## Work to be completed
Find every line in the records that holds the string "arrow". Copy each one.

━━━ Task material

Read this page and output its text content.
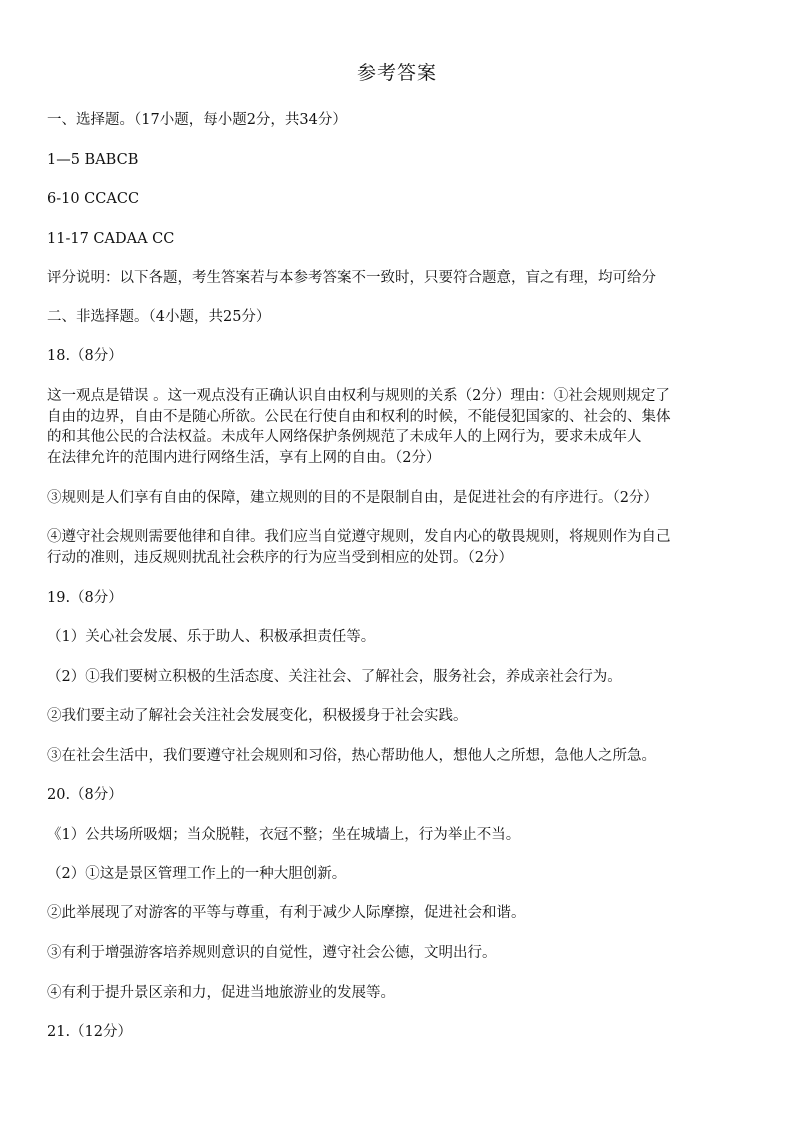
参考答案
一、选择题。（17小题，每小题2分，共34分）
1—5 BABCB
6-10 CCACC
11-17 CADAA CC
评分说明：以下各题，考生答案若与本参考答案不一致时，只要符合题意，盲之有理，均可给分
二、非选择题。（4小题，共25分）
18.（8分）
这一观点是错误 。这一观点没有正确认识自由权利与规则的关系（2分）理由：①社会规则规定了
自由的边界，自由不是随心所欲。公民在行使自由和权利的时候，不能侵犯国家的、社会的、集体
的和其他公民的合法权益。未成年人网络保护条例规范了未成年人的上网行为，要求未成年人
在法律允许的范围内进行网络生活，享有上网的自由。（2分）
③规则是人们享有自由的保障，建立规则的目的不是限制自由，是促进社会的有序进行。（2分）
④遵守社会规则需要他律和自律。我们应当自觉遵守规则，发自内心的敬畏规则，将规则作为自己
行动的准则，违反规则扰乱社会秩序的行为应当受到相应的处罚。（2分）
19.（8分）
（1）关心社会发展、乐于助人、积极承担责任等。
（2）①我们要树立积极的生活态度、关注社会、了解社会，服务社会，养成亲社会行为。
②我们要主动了解社会关注社会发展变化，积极援身于社会实践。
③在社会生活中，我们要遵守社会规则和习俗，热心帮助他人，想他人之所想，急他人之所急。
20.（8分）
《1）公共场所吸烟；当众脱鞋，衣冠不整；坐在城墙上，行为举止不当。
（2）①这是景区管理工作上的一种大胆创新。
②此举展现了对游客的平等与尊重，有利于减少人际摩擦，促进社会和谐。
③有利于增强游客培养规则意识的自觉性，遵守社会公德，文明出行。
④有利于提升景区亲和力，促进当地旅游业的发展等。
21.（12分）
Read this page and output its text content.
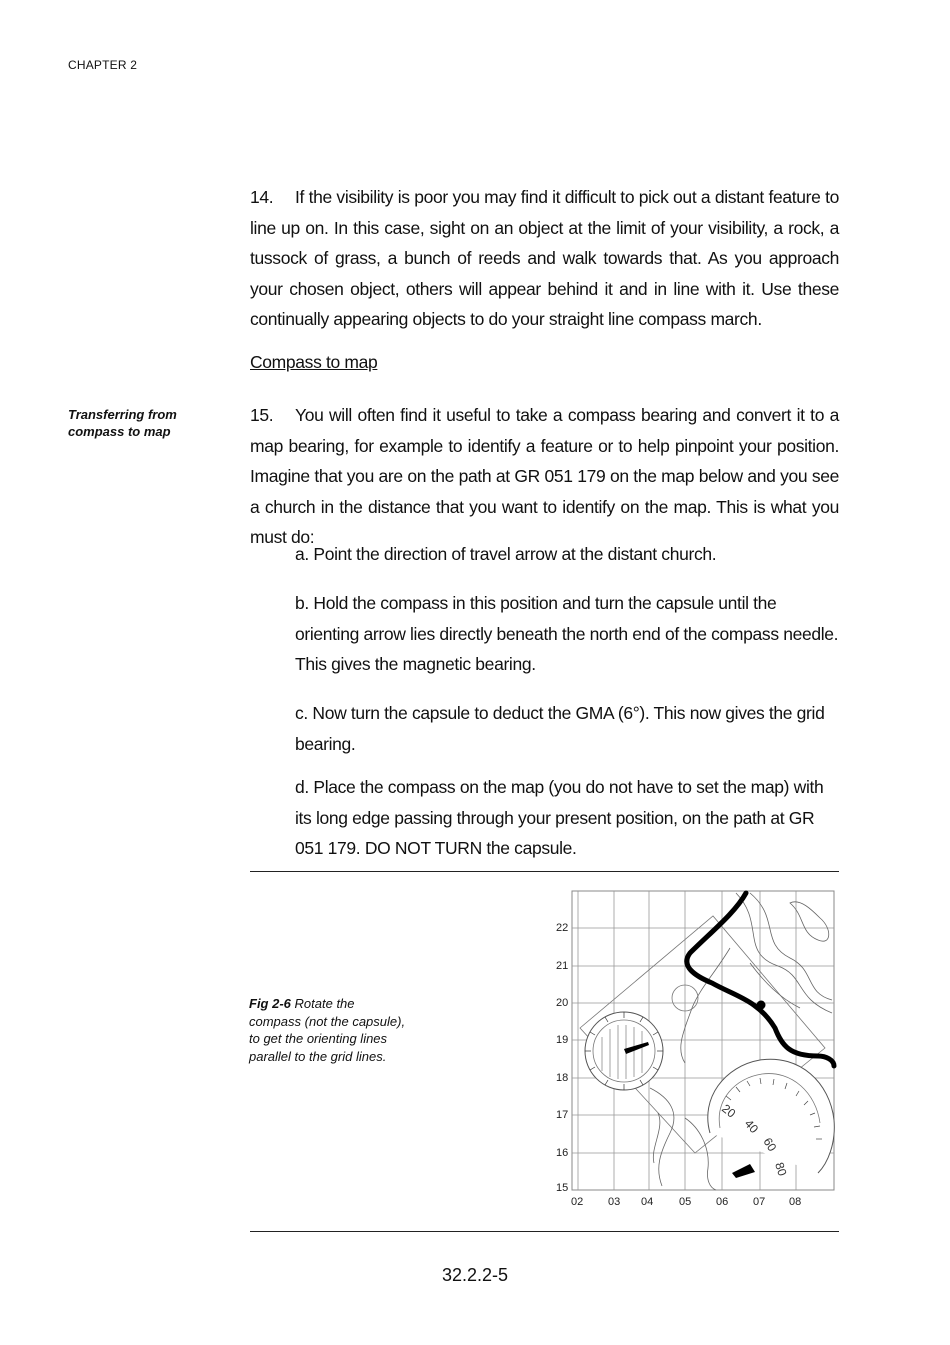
CHAPTER 2
14. If the visibility is poor you may find it difficult to pick out a distant feature to line up on. In this case, sight on an object at the limit of your visibility, a rock, a tussock of grass, a bunch of reeds and walk towards that. As you approach your chosen object, others will appear behind it and in line with it. Use these continually appearing objects to do your straight line compass march.
Compass to map
Transferring from
compass to map
15. You will often find it useful to take a compass bearing and convert it to a map bearing, for example to identify a feature or to help pinpoint your position. Imagine that you are on the path at GR 051 179 on the map below and you see a church in the distance that you want to identify on the map. This is what you must do:
a. Point the direction of travel arrow at the distant church.
b. Hold the compass in this position and turn the capsule until the orienting arrow lies directly beneath the north end of the compass needle. This gives the magnetic bearing.
c. Now turn the capsule to deduct the GMA (6°). This now gives the grid bearing.
d. Place the compass on the map (you do not have to set the map) with its long edge passing through your present position, on the path at GR 051 179. DO NOT TURN the capsule.
Fig 2-6 Rotate the compass (not the capsule), to get the orienting lines parallel to the grid lines.
20
40
60
80
22
21
20
19
18
17
16
15
02 03 04 05 06 07 08
32.2.2-5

━━━━━━

## Written answer
a. Point the direction of travel arrow at the distant church.
b. Hold the compass in this position and turn the capsule until the orienting arrow lies directly beneath the north end of the compass needle. This gives the magnetic bearing.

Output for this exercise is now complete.